*WHAT TO WORK ON*:
Below are some records; return each one exactly.

*LISTING*:
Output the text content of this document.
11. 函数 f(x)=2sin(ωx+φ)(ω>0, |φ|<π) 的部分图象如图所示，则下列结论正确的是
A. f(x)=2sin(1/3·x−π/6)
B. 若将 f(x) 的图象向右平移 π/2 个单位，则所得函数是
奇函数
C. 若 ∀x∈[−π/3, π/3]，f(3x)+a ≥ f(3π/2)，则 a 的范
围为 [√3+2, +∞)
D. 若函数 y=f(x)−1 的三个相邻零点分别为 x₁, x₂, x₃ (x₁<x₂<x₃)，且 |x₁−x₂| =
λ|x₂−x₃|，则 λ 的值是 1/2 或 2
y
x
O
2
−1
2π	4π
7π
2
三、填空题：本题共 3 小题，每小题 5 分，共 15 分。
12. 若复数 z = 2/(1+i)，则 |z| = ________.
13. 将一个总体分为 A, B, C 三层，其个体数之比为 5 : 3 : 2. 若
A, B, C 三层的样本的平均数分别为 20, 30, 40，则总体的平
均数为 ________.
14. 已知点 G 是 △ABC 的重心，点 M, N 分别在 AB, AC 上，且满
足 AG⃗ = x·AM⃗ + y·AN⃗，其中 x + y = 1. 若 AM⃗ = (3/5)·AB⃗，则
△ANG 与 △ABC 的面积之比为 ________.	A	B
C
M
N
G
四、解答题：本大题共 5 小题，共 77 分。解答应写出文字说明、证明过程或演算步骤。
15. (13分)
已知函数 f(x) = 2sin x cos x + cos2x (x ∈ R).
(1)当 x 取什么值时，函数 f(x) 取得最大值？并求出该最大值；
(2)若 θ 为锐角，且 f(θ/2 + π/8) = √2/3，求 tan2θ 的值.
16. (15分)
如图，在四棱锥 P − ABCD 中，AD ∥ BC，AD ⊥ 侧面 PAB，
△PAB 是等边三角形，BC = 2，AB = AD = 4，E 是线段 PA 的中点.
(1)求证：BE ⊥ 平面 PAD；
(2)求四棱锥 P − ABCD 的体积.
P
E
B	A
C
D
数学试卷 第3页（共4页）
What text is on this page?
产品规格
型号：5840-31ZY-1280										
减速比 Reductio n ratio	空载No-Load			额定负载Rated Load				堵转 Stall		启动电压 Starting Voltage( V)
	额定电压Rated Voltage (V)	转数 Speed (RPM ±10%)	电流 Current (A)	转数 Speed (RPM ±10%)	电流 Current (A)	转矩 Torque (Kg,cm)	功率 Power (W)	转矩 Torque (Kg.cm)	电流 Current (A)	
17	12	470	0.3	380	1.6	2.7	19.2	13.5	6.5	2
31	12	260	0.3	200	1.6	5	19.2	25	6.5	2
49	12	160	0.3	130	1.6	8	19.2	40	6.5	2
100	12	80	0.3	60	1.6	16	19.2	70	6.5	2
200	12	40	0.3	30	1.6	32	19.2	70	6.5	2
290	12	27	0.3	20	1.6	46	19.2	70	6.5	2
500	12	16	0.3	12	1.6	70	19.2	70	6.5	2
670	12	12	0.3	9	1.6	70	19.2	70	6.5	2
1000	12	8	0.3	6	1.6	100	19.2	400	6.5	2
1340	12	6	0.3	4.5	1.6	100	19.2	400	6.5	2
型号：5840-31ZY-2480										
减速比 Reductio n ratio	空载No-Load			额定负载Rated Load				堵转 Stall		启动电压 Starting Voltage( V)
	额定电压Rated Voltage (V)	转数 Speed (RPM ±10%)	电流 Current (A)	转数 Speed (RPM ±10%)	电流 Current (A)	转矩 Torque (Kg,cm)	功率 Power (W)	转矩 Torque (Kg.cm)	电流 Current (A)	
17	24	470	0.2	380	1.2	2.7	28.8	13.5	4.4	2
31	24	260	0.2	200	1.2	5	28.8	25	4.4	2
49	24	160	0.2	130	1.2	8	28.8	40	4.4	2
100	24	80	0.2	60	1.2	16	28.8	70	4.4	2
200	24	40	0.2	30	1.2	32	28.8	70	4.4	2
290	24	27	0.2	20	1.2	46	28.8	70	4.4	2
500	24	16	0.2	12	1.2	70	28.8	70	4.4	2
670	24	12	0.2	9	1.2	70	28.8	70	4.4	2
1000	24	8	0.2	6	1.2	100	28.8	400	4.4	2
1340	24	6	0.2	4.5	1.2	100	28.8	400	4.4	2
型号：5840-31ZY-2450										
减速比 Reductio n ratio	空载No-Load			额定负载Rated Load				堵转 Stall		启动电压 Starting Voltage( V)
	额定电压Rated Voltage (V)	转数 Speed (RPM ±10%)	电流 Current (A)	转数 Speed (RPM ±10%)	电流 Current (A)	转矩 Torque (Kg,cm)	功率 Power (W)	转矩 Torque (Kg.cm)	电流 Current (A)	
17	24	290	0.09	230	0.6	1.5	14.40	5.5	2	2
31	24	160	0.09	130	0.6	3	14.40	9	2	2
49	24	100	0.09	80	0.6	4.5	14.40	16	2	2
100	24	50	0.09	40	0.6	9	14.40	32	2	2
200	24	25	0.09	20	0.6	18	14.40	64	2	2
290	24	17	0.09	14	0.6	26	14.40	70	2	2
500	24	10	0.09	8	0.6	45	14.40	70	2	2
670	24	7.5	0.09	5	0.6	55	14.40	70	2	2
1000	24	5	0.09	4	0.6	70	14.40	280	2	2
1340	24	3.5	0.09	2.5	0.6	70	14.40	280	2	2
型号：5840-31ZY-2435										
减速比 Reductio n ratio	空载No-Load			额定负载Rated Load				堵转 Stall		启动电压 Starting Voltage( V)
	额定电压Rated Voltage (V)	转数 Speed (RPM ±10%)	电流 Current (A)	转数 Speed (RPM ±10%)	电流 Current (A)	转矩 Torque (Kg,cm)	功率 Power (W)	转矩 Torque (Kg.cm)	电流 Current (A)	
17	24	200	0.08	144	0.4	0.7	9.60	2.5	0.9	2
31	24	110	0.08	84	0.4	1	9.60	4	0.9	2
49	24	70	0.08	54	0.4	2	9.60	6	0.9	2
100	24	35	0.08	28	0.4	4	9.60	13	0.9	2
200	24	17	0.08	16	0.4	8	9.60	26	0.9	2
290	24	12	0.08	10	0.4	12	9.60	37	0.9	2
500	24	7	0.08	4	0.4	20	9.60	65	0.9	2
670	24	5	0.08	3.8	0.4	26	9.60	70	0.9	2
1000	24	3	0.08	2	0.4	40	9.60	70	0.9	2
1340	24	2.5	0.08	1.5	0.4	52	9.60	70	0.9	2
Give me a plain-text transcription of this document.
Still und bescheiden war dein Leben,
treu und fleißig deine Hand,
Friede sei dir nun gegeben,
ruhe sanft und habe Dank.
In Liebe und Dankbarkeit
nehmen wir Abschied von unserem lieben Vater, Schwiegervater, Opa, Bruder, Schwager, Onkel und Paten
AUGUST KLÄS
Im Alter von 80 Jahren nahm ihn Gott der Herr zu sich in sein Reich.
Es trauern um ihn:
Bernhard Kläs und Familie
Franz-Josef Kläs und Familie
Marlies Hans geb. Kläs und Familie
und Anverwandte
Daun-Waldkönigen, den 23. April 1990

*EXPECTED ANSWER*:
Output the text content of this document.
11. 函数 f(x)=2sin(ωx+φ)(ω>0, |φ|<π) 的部分图象如图所示，则下列结论正确的是
A. f(x)=2sin(1/3·x−π/6)
B. 若将 f(x) 的图象向右平移 π/2 个单位，则所得函数是
奇函数
C. 若 ∀x∈[−π/3, π/3]，f(3x)+a ≥ f(3π/2)，则 a 的范
围为 [√3+2, +∞)
D. 若函数 y=f(x)−1 的三个相邻零点分别为 x₁, x₂, x₃ (x₁<x₂<x₃)，且 |x₁−x₂| =
λ|x₂−x₃|，则 λ 的值是 1/2 或 2
y
x
O
2
−1
2π	4π
7π
2
三、填空题：本题共 3 小题，每小题 5 分，共 15 分。
12. 若复数 z = 2/(1+i)，则 |z| = ________.
13. 将一个总体分为 A, B, C 三层，其个体数之比为 5 : 3 : 2. 若
A, B, C 三层的样本的平均数分别为 20, 30, 40，则总体的平
均数为 ________.
14. 已知点 G 是 △ABC 的重心，点 M, N 分别在 AB, AC 上，且满
足 AG⃗ = x·AM⃗ + y·AN⃗，其中 x + y = 1. 若 AM⃗ = (3/5)·AB⃗，则
△ANG 与 △ABC 的面积之比为 ________.	A	B
C
M
N
G
四、解答题：本大题共 5 小题，共 77 分。解答应写出文字说明、证明过程或演算步骤。
15. (13分)
已知函数 f(x) = 2sin x cos x + cos2x (x ∈ R).
(1)当 x 取什么值时，函数 f(x) 取得最大值？并求出该最大值；
(2)若 θ 为锐角，且 f(θ/2 + π/8) = √2/3，求 tan2θ 的值.
16. (15分)
如图，在四棱锥 P − ABCD 中，AD ∥ BC，AD ⊥ 侧面 PAB，
△PAB 是等边三角形，BC = 2，AB = AD = 4，E 是线段 PA 的中点.
(1)求证：BE ⊥ 平面 PAD；
(2)求四棱锥 P − ABCD 的体积.
P
E
B	A
C
D
数学试卷 第3页（共4页）
What text is on this page?
产品规格
型号：5840-31ZY-1280										
减速比 Reductio n ratio	空载No-Load			额定负载Rated Load				堵转 Stall		启动电压 Starting Voltage( V)
	额定电压Rated Voltage (V)	转数 Speed (RPM ±10%)	电流 Current (A)	转数 Speed (RPM ±10%)	电流 Current (A)	转矩 Torque (Kg,cm)	功率 Power (W)	转矩 Torque (Kg.cm)	电流 Current (A)	
17	12	470	0.3	380	1.6	2.7	19.2	13.5	6.5	2
31	12	260	0.3	200	1.6	5	19.2	25	6.5	2
49	12	160	0.3	130	1.6	8	19.2	40	6.5	2
100	12	80	0.3	60	1.6	16	19.2	70	6.5	2
200	12	40	0.3	30	1.6	32	19.2	70	6.5	2
290	12	27	0.3	20	1.6	46	19.2	70	6.5	2
500	12	16	0.3	12	1.6	70	19.2	70	6.5	2
670	12	12	0.3	9	1.6	70	19.2	70	6.5	2
1000	12	8	0.3	6	1.6	100	19.2	400	6.5	2
1340	12	6	0.3	4.5	1.6	100	19.2	400	6.5	2
型号：5840-31ZY-2480										
减速比 Reductio n ratio	空载No-Load			额定负载Rated Load				堵转 Stall		启动电压 Starting Voltage( V)
	额定电压Rated Voltage (V)	转数 Speed (RPM ±10%)	电流 Current (A)	转数 Speed (RPM ±10%)	电流 Current (A)	转矩 Torque (Kg,cm)	功率 Power (W)	转矩 Torque (Kg.cm)	电流 Current (A)	
17	24	470	0.2	380	1.2	2.7	28.8	13.5	4.4	2
31	24	260	0.2	200	1.2	5	28.8	25	4.4	2
49	24	160	0.2	130	1.2	8	28.8	40	4.4	2
100	24	80	0.2	60	1.2	16	28.8	70	4.4	2
200	24	40	0.2	30	1.2	32	28.8	70	4.4	2
290	24	27	0.2	20	1.2	46	28.8	70	4.4	2
500	24	16	0.2	12	1.2	70	28.8	70	4.4	2
670	24	12	0.2	9	1.2	70	28.8	70	4.4	2
1000	24	8	0.2	6	1.2	100	28.8	400	4.4	2
1340	24	6	0.2	4.5	1.2	100	28.8	400	4.4	2
型号：5840-31ZY-2450										
减速比 Reductio n ratio	空载No-Load			额定负载Rated Load				堵转 Stall		启动电压 Starting Voltage( V)
	额定电压Rated Voltage (V)	转数 Speed (RPM ±10%)	电流 Current (A)	转数 Speed (RPM ±10%)	电流 Current (A)	转矩 Torque (Kg,cm)	功率 Power (W)	转矩 Torque (Kg.cm)	电流 Current (A)	
17	24	290	0.09	230	0.6	1.5	14.40	5.5	2	2
31	24	160	0.09	130	0.6	3	14.40	9	2	2
49	24	100	0.09	80	0.6	4.5	14.40	16	2	2
100	24	50	0.09	40	0.6	9	14.40	32	2	2
200	24	25	0.09	20	0.6	18	14.40	64	2	2
290	24	17	0.09	14	0.6	26	14.40	70	2	2
500	24	10	0.09	8	0.6	45	14.40	70	2	2
670	24	7.5	0.09	5	0.6	55	14.40	70	2	2
1000	24	5	0.09	4	0.6	70	14.40	280	2	2
1340	24	3.5	0.09	2.5	0.6	70	14.40	280	2	2
型号：5840-31ZY-2435										
减速比 Reductio n ratio	空载No-Load			额定负载Rated Load				堵转 Stall		启动电压 Starting Voltage( V)
	额定电压Rated Voltage (V)	转数 Speed (RPM ±10%)	电流 Current (A)	转数 Speed (RPM ±10%)	电流 Current (A)	转矩 Torque (Kg,cm)	功率 Power (W)	转矩 Torque (Kg.cm)	电流 Current (A)	
17	24	200	0.08	144	0.4	0.7	9.60	2.5	0.9	2
31	24	110	0.08	84	0.4	1	9.60	4	0.9	2
49	24	70	0.08	54	0.4	2	9.60	6	0.9	2
100	24	35	0.08	28	0.4	4	9.60	13	0.9	2
200	24	17	0.08	16	0.4	8	9.60	26	0.9	2
290	24	12	0.08	10	0.4	12	9.60	37	0.9	2
500	24	7	0.08	4	0.4	20	9.60	65	0.9	2
670	24	5	0.08	3.8	0.4	26	9.60	70	0.9	2
1000	24	3	0.08	2	0.4	40	9.60	70	0.9	2
1340	24	2.5	0.08	1.5	0.4	52	9.60	70	0.9	2
Give me a plain-text transcription of this document.
Still und bescheiden war dein Leben,
treu und fleißig deine Hand,
Friede sei dir nun gegeben,
ruhe sanft und habe Dank.
In Liebe und Dankbarkeit
nehmen wir Abschied von unserem lieben Vater, Schwiegervater, Opa, Bruder, Schwager, Onkel und Paten
AUGUST KLÄS
Im Alter von 80 Jahren nahm ihn Gott der Herr zu sich in sein Reich.
Es trauern um ihn:
Bernhard Kläs und Familie
Franz-Josef Kläs und Familie
Marlies Hans geb. Kläs und Familie
und Anverwandte
Daun-Waldkönigen, den 23. April 1990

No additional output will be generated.